### Given request
Show all lines holding "different".

### Extracted records
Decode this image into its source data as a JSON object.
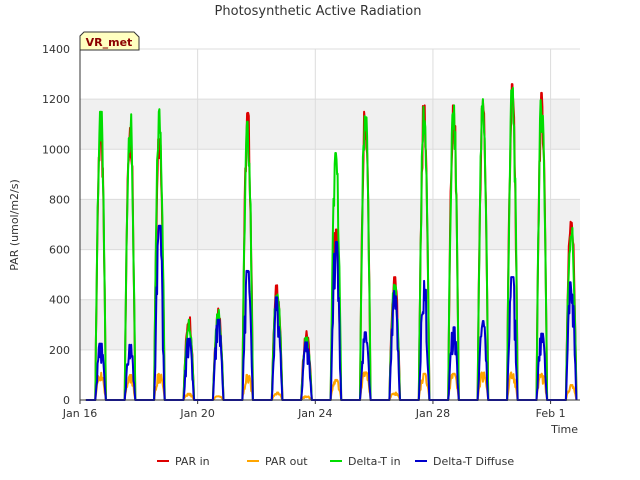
{
  "chart_data": {
    "type": "line",
    "title": "Photosynthetic Active Radiation",
    "xlabel": "Time",
    "ylabel": "PAR (umol/m2/s)",
    "badge": "VR_met",
    "x_start": "2024-01-16",
    "x_end": "2024-02-02",
    "xlim": [
      "2024-01-16",
      "2024-02-02"
    ],
    "ylim": [
      0,
      1400
    ],
    "yticks": [
      0,
      200,
      400,
      600,
      800,
      1000,
      1200,
      1400
    ],
    "xticks": [
      {
        "date": "2024-01-16",
        "label": "Jan 16"
      },
      {
        "date": "2024-01-20",
        "label": "Jan 20"
      },
      {
        "date": "2024-01-24",
        "label": "Jan 24"
      },
      {
        "date": "2024-01-28",
        "label": "Jan 28"
      },
      {
        "date": "2024-02-01",
        "label": "Feb 1"
      }
    ],
    "grid": true,
    "legend_position": "bottom",
    "series": [
      {
        "name": "PAR in",
        "color": "#dd0000",
        "daily_peaks": [
          1110,
          1120,
          1050,
          340,
          365,
          1145,
          460,
          275,
          680,
          1165,
          490,
          1175,
          1175,
          1195,
          1260,
          1225,
          760
        ]
      },
      {
        "name": "PAR out",
        "color": "#ffa500",
        "daily_peaks": [
          110,
          100,
          105,
          25,
          15,
          100,
          30,
          15,
          80,
          110,
          30,
          105,
          105,
          110,
          110,
          105,
          60
        ]
      },
      {
        "name": "Delta-T in",
        "color": "#00dd00",
        "daily_peaks": [
          1150,
          1140,
          1160,
          320,
          360,
          1110,
          440,
          250,
          985,
          1180,
          460,
          1170,
          1175,
          1200,
          1245,
          1210,
          700
        ]
      },
      {
        "name": "Delta-T Diffuse",
        "color": "#0000cc",
        "daily_peaks": [
          225,
          220,
          695,
          245,
          320,
          515,
          410,
          230,
          630,
          270,
          435,
          475,
          290,
          315,
          490,
          265,
          470
        ]
      }
    ]
  }
}
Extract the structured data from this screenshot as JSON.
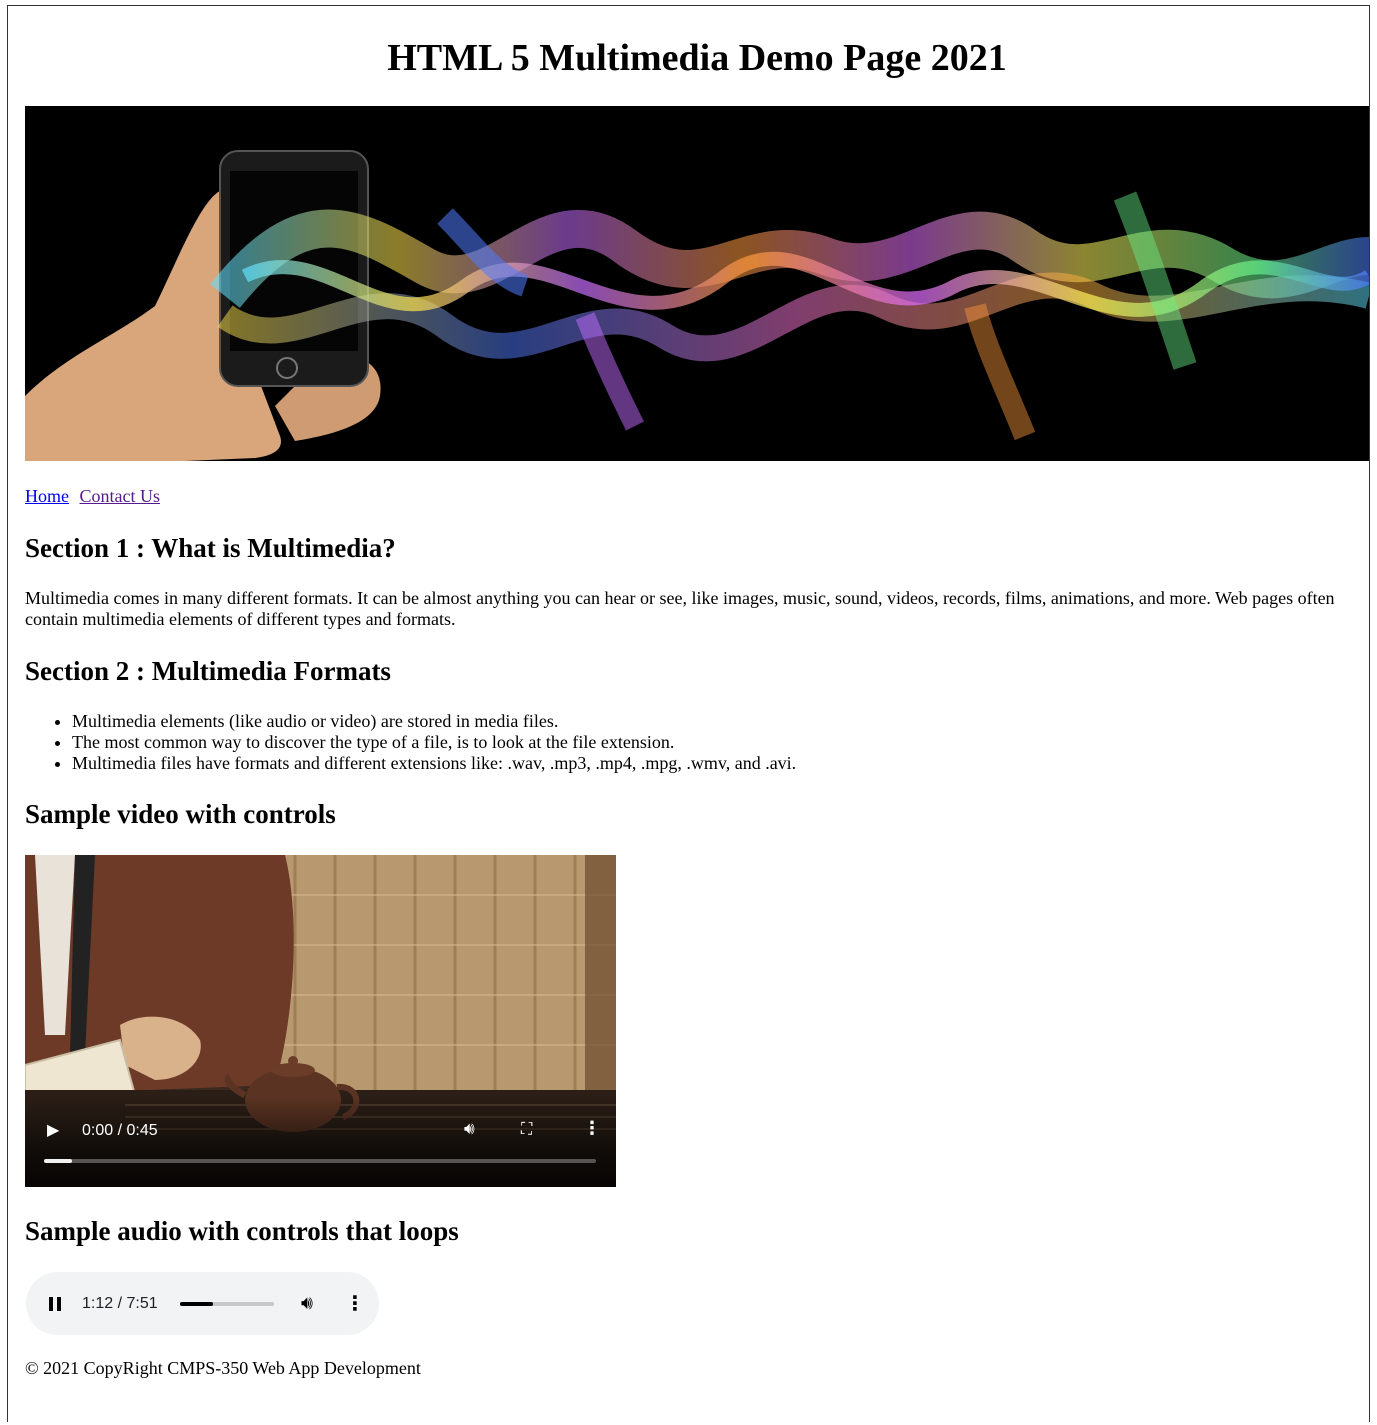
{
  "page": {
    "title": "HTML 5 Multimedia Demo Page 2021"
  },
  "nav": {
    "home": "Home",
    "contact": "Contact Us"
  },
  "section1": {
    "heading": "Section 1 : What is Multimedia?",
    "body": "Multimedia comes in many different formats. It can be almost anything you can hear or see, like images, music, sound, videos, records, films, animations, and more. Web pages often contain multimedia elements of different types and formats."
  },
  "section2": {
    "heading": "Section 2 : Multimedia Formats",
    "items": [
      "Multimedia elements (like audio or video) are stored in media files.",
      "The most common way to discover the type of a file, is to look at the file extension.",
      "Multimedia files have formats and different extensions like: .wav, .mp3, .mp4, .mpg, .wmv, and .avi."
    ]
  },
  "video_section": {
    "heading": "Sample video with controls",
    "time": "0:00 / 0:45",
    "progress": 0.05,
    "state": "paused"
  },
  "audio_section": {
    "heading": "Sample audio with controls that loops",
    "time": "1:12 / 7:51",
    "progress": 0.35,
    "state": "playing"
  },
  "footer": {
    "text": "© 2021 CopyRight CMPS-350 Web App Development"
  },
  "colors": {
    "link": "#0000ee",
    "visited_link": "#551a8b",
    "audio_bg": "#f1f3f4"
  }
}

### Result below
    "body": "Multimedia comes in many different formats. It can be almost anything you can hear or see, like images, music, sound, videos, records, films, animations, and more. Web pages often contain multimedia elements of different types and formats."
      "Multimedia files have formats and different extensions like: .wav, .mp3, .mp4, .mpg, .wmv, and .avi."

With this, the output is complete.